> OBJECTIVE: Repeat each entry exactly and drop the pictures.

> SUPPLIED DATA:

····················

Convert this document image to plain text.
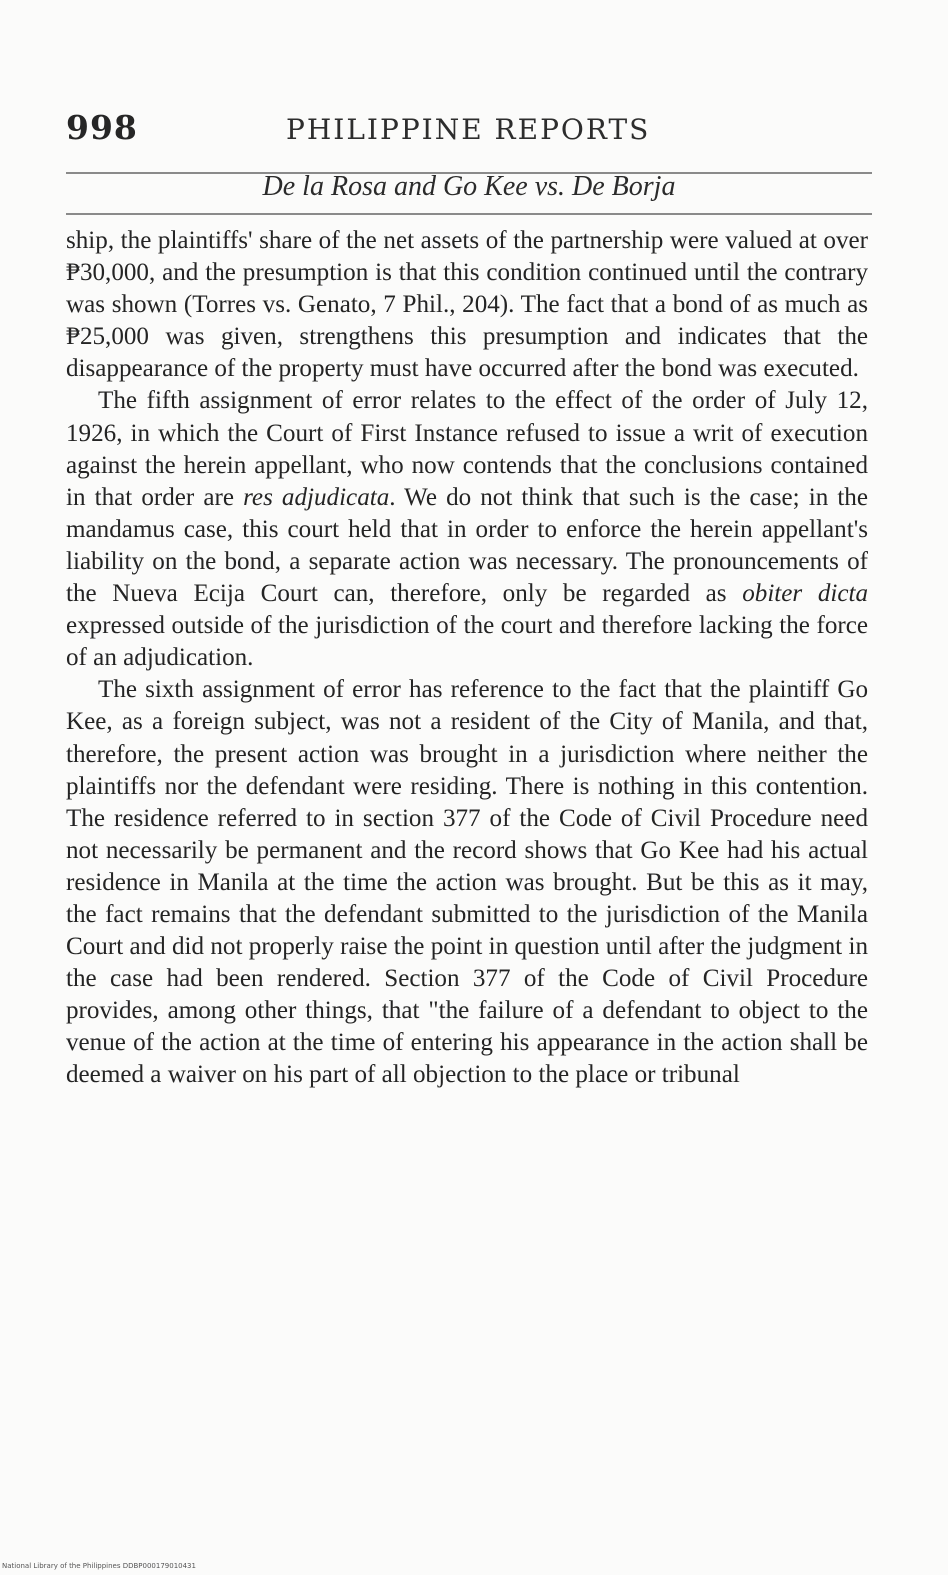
998	PHILIPPINE REPORTS
De la Rosa and Go Kee vs. De Borja

ship, the plaintiffs' share of the net assets of the partnership were valued at over ₱30,000, and the presumption is that this condition continued until the contrary was shown (Torres vs. Genato, 7 Phil., 204). The fact that a bond of as much as ₱25,000 was given, strengthens this presumption and indicates that the disappearance of the property must have occurred after the bond was executed.

The fifth assignment of error relates to the effect of the order of July 12, 1926, in which the Court of First Instance refused to issue a writ of execution against the herein appellant, who now contends that the conclusions contained in that order are res adjudicata. We do not think that such is the case; in the mandamus case, this court held that in order to enforce the herein appellant's liability on the bond, a separate action was necessary. The pronouncements of the Nueva Ecija Court can, therefore, only be regarded as obiter dicta expressed outside of the jurisdiction of the court and therefore lacking the force of an adjudication.

The sixth assignment of error has reference to the fact that the plaintiff Go Kee, as a foreign subject, was not a resident of the City of Manila, and that, therefore, the present action was brought in a jurisdiction where neither the plaintiffs nor the defendant were residing. There is nothing in this contention. The residence referred to in section 377 of the Code of Civil Procedure need not necessarily be permanent and the record shows that Go Kee had his actual residence in Manila at the time the action was brought. But be this as it may, the fact remains that the defendant submitted to the jurisdiction of the Manila Court and did not properly raise the point in question until after the judgment in the case had been rendered. Section 377 of the Code of Civil Procedure provides, among other things, that "the failure of a defendant to object to the venue of the action at the time of entering his appearance in the action shall be deemed a waiver on his part of all objection to the place or tribunal

National Library of the Philippines DDBP000179010431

····················

> REPLY TO THE TASK:
Convert this document image to plain text.
998	PHILIPPINE REPORTS
De la Rosa and Go Kee vs. De Borja

ship, the plaintiffs' share of the net assets of the partnership were valued at over ₱30,000, and the presumption is that this condition continued until the contrary was shown (Torres vs. Genato, 7 Phil., 204). The fact that a bond of as much as ₱25,000 was given, strengthens this presumption and indicates that the disappearance of the property must have occurred after the bond was executed.

The fifth assignment of error relates to the effect of the order of July 12, 1926, in which the Court of First Instance refused to issue a writ of execution against the herein appellant, who now contends that the conclusions contained in that order are res adjudicata. We do not think that such is the case; in the mandamus case, this court held that in order to enforce the herein appellant's liability on the bond, a separate action was necessary. The pronouncements of the Nueva Ecija Court can, therefore, only be regarded as obiter dicta expressed outside of the jurisdiction of the court and therefore lacking the force of an adjudication.

The sixth assignment of error has reference to the fact that the plaintiff Go Kee, as a foreign subject, was not a resident of the City of Manila, and that, therefore, the present action was brought in a jurisdiction where neither the plaintiffs nor the defendant were residing. There is nothing in this contention. The residence referred to in section 377 of the Code of Civil Procedure need not necessarily be permanent and the record shows that Go Kee had his actual residence in Manila at the time the action was brought. But be this as it may, the fact remains that the defendant submitted to the jurisdiction of the Manila Court and did not properly raise the point in question until after the judgment in the case had been rendered. Section 377 of the Code of Civil Procedure provides, among other things, that "the failure of a defendant to object to the venue of the action at the time of entering his appearance in the action shall be deemed a waiver on his part of all objection to the place or tribunal

National Library of the Philippines DDBP000179010431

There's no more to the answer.